À quelques jours de la rentrée scolaire, le sentiment général est surtout l’incertitude. Le Plan de sauvegarde de l’emploi (PSE) doit être soumis à la signature de syndicats le 9 septembre, pour des premiers licenciements à partir du 31 octobre. Mais quelques jours plus tôt, la direction a finalement proposé de décaler de deux semaines ce délai pour trouver un repreneur. Dès lors, la question traverse les esprits : « Il y a-t-il un repreneur sérieux ou est-ce un repreneur fantôme pour continuer à mobiliser les équipes ? Il y a une pression pour continuer à produire, et pour arrêter les protestations qui pourraient effrayer un repreneur, » remarque Florian Bouché, secrétaire du Comité social et économique (CSE) et représentant syndical de la CFDT. « La direction a voulu mener de front la recherche de repreneur et les négociations du plan social et on a le sentiment qu’aucun des deux n’a été bien fait », juge de son côté Dagalayan Niyazi, électricien et élu de la CGT.

Son collègue Pascal Felice, de la CGT, doute de l’existence d’une société intéressée par l’usine :

« Notre crainte, c’est que les repreneurs industriels aient décliné, mais que l’entreprise en lice soit plutôt une société financière, plus ou moins spécialisée dans les plans sociaux. Alstom est prêt à verser plusieurs millions d’euros à un entreprise pour un accompagnement de la reprise. Mais il n’y a pas du tout de montant similaire pour les salariés qui, eux, jouent leur survie. Un accord de transition peut durer un an, 18 mois ou jusqu’à 24 mois grand maximum, mais ne garantit pas de pérenniser une activité ici pour les salariés. Il vaut parfois mieux un bon plan social qu’un mauvais repreneur ».

Du côté du groupe Alstom, la direction indique que « seules les offres fermes qui pourraient être formulées en fin de processus » seront communiquées aux syndicats et au personnel, comme le permet la loi. La démarche se déroule sous clause de confidentialité. « La priorité est d’avoir un repreneur solide, ce qui nécessite aujourd’hui un peu plus de temps », précise un porte-parole qui insiste sur le fait que « 300 entreprises » auraient été contactées pour cette activité « qui n’a jamais été rentable ». Les salariés devraient être fixés le 22 septembre.

·····

Travail demandé —
a - Dans l'extrait sur la recherche d'un repreneur pour l'usine Alstom, à quelle date le plan de sauvegarde de l'emploi doit-il être soumis à la signature des syndicats ?
b - Poursuivez l'extrait sur la recherche d'un repreneur pour l'usine Alstom après sa dernière phrase.

(Données de disposition spatiale)
·····

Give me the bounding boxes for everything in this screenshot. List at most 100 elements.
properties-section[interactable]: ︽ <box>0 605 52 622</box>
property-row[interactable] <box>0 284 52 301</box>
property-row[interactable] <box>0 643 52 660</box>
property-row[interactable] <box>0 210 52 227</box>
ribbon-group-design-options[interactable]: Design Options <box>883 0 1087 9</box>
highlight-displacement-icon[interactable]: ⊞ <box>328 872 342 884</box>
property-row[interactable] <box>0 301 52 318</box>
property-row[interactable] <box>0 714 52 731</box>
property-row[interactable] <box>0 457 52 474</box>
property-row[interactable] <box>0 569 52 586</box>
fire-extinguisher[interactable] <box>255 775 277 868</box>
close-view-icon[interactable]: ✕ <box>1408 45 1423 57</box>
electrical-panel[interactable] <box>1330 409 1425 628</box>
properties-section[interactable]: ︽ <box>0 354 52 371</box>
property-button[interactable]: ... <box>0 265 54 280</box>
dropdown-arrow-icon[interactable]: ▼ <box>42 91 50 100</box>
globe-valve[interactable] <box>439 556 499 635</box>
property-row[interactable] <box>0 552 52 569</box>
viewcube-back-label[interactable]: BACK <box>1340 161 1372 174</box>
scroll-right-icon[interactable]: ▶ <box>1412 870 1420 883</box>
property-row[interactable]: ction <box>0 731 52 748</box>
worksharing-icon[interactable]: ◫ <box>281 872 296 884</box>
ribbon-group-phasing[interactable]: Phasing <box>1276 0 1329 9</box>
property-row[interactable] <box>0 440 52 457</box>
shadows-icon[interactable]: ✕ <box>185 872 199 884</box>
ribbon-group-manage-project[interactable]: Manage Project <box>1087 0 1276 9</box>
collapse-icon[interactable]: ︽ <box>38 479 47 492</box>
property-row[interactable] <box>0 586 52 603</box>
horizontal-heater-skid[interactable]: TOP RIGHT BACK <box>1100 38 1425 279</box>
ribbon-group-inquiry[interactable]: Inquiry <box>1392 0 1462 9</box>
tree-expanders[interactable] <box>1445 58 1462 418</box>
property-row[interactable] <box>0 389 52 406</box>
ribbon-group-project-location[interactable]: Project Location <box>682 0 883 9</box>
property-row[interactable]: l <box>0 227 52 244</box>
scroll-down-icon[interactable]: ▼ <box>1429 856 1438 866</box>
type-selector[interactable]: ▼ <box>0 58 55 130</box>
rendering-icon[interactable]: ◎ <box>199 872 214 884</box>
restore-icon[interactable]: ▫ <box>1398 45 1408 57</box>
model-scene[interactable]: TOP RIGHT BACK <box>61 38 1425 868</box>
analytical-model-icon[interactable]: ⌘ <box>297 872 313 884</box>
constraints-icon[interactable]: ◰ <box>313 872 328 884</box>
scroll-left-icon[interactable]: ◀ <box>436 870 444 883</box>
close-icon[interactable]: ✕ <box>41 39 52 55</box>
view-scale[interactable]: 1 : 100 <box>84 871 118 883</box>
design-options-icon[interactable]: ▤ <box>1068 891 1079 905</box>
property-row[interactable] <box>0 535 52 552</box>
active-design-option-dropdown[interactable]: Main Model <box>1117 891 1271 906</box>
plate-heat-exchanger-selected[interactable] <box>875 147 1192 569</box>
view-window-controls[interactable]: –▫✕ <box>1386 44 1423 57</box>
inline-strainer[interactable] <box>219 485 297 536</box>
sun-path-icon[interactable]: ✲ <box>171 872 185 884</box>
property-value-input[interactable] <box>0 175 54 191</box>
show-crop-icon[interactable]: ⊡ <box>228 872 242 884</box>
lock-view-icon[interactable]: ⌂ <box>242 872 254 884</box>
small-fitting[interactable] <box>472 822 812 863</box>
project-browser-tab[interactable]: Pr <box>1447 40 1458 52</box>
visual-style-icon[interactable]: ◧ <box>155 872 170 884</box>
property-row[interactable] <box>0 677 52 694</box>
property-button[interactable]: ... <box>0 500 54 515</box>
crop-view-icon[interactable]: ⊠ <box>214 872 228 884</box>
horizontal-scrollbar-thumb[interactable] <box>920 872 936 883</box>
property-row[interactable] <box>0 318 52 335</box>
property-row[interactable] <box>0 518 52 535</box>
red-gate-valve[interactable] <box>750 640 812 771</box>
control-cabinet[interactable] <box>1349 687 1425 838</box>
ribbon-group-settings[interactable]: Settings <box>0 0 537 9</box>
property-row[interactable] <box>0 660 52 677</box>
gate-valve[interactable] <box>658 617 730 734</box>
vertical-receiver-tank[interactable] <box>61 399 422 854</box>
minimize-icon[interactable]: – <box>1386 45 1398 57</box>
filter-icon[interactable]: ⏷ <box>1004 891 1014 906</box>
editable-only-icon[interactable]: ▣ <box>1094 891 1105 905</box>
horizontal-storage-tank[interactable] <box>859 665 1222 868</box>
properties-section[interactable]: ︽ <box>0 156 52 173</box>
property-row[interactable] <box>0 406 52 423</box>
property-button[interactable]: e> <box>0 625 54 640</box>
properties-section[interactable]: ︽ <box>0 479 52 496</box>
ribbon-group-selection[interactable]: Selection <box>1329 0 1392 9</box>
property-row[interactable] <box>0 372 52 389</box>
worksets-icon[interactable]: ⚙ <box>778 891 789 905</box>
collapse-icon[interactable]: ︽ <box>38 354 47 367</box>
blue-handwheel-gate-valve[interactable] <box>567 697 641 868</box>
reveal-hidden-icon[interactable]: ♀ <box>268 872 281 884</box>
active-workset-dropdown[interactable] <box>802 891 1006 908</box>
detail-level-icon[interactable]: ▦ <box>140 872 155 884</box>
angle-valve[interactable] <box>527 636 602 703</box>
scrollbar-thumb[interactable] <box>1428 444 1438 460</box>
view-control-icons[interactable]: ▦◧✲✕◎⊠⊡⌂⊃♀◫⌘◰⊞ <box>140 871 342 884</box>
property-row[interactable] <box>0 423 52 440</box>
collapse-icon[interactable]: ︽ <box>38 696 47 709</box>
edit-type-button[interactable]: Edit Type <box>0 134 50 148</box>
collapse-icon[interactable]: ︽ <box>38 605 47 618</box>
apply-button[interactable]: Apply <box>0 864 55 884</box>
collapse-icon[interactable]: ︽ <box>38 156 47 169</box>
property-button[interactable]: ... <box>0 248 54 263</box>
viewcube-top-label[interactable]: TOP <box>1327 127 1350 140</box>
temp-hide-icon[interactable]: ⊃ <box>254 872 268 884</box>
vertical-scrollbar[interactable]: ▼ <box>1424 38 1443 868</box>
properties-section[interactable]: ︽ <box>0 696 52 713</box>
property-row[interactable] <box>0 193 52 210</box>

·····

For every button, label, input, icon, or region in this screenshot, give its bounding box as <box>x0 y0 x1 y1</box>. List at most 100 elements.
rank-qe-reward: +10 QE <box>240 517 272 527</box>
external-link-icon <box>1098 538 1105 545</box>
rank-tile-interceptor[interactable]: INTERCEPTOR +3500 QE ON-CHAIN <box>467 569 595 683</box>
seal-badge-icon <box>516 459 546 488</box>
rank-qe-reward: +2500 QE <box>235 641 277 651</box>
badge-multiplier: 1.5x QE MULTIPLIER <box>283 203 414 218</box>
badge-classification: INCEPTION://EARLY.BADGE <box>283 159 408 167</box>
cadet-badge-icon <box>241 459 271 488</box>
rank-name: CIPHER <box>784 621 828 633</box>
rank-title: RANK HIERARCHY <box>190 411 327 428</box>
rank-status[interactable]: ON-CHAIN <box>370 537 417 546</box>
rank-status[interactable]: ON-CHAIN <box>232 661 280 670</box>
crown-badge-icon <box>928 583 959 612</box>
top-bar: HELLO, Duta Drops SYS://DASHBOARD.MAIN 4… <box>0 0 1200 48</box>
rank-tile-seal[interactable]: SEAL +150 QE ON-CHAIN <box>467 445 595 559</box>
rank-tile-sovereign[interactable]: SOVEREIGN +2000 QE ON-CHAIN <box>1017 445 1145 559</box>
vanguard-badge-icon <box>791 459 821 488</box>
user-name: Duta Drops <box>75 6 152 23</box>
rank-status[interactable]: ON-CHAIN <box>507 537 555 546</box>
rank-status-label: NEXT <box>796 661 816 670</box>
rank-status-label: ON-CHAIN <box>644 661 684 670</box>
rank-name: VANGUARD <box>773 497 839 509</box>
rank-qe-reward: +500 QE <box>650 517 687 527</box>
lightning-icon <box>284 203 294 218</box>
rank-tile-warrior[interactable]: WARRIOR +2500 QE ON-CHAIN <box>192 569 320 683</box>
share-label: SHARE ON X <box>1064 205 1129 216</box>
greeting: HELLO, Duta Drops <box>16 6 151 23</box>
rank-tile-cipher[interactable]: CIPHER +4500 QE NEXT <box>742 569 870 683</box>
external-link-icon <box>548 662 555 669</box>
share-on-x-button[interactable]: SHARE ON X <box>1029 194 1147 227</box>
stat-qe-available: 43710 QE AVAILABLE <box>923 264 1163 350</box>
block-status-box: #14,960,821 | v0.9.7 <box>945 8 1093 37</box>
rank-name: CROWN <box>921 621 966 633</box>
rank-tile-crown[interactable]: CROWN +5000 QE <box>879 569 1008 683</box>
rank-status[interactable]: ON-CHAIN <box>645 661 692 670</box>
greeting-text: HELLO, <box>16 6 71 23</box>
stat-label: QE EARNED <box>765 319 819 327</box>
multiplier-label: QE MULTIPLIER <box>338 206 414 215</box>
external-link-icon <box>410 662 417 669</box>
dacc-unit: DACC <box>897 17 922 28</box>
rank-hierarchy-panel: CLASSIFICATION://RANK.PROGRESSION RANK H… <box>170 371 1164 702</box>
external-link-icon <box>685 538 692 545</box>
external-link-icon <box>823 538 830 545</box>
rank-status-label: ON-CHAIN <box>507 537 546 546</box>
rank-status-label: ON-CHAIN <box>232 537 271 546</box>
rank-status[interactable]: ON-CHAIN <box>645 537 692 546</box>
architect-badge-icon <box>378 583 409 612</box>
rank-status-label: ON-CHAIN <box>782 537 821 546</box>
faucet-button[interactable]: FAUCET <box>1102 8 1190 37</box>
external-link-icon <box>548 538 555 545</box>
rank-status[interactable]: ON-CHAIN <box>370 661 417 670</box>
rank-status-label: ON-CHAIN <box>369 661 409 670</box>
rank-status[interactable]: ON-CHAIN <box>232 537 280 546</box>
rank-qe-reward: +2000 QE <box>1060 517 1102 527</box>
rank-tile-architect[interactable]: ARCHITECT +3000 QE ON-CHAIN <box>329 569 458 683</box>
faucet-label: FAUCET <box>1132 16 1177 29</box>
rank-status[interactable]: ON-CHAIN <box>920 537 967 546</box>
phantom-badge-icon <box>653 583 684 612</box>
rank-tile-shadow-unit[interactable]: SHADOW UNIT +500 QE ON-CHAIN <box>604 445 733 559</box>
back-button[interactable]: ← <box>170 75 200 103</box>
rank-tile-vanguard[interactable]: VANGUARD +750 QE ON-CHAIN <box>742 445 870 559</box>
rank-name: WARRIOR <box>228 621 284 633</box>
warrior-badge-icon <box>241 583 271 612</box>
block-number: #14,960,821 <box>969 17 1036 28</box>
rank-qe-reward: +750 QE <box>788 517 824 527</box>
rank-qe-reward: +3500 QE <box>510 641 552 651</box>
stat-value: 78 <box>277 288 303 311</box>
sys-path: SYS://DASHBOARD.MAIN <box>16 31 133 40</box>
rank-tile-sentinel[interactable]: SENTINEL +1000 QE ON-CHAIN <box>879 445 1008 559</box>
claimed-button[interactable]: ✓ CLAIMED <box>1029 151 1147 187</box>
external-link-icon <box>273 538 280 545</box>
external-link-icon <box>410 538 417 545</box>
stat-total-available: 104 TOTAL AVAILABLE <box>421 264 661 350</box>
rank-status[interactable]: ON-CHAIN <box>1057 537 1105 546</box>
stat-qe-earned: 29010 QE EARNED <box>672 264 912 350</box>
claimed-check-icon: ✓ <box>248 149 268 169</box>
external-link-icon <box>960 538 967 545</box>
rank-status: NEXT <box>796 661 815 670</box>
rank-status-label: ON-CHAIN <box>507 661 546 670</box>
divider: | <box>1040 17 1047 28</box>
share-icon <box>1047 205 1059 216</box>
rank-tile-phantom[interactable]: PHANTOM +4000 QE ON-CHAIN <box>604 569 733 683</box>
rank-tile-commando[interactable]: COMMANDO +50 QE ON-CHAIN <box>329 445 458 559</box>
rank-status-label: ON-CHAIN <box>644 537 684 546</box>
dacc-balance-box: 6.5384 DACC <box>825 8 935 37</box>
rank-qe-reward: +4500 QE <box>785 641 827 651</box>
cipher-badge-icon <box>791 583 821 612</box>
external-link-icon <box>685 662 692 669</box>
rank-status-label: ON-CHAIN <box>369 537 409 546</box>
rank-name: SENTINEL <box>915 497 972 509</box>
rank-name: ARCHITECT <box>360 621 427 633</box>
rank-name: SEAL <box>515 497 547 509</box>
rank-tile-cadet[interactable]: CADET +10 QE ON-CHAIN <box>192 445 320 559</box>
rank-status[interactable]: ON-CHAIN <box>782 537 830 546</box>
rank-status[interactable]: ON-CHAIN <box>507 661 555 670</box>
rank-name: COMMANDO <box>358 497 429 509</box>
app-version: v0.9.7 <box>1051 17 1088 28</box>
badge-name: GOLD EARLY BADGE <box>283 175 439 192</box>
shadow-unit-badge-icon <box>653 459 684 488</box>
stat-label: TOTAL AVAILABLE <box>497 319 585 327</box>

·····

Résultats obtenus —
a - Le 9 septembre.

b -
Grève graduelle

À ce jour, aucune des organisations syndicales ne compte signer la proposition parallèle (concernant les indemnités, les reclassements, etc.) de la direction, dans le cas où il n’y aurait pas de repreneur. « On pense que la Direction régionale de l’économie, de l’emploi, du travail et des solidarités (Dreets, les nouvelles Direccte ndlr) sera réceptive au fait que les choses n’ont pas été faites proprement si un accord unilatéral leur est soumis », projette Florian Bouché. Parmi les manquements, selon les organisations syndicales : l’absence de pré-retraites ; une « toute petite prime » pour création d’entreprise et surtout un congé de reclassement de seulement 12 mois. « Compte tenu des licenciements en automne, un an ne correspondrait pas aux dates de formations habituelles et des périodes d’embauches dans les entreprises. Il nous a été répondu “c’est pas grave il y a le chômage derrière” », poursuit Florian Bouché. Les syndicats rappellent les excellents chiffres financiers d’Alstom : 74 milliards de commandes à venir, 3,7 milliards de chiffre d’affaires au premier semestre pour un groupe « dans le top 10 du CAC 40 ».

En attendant, les salariés ont lancé une grève graduelle. Les équipes reprendront le travail mardi 31 août, mais leur mobilisation dépendra des propositions mercredi (négociations sur le plan social) et jeudi (discussion sur le décalage de deux semaines du plan social). Il reste une vingtaine des 50 bus commandés par la RATP à assembler d’ici la fin de l’année.

« Un repreneur ? Je n’y crois pas »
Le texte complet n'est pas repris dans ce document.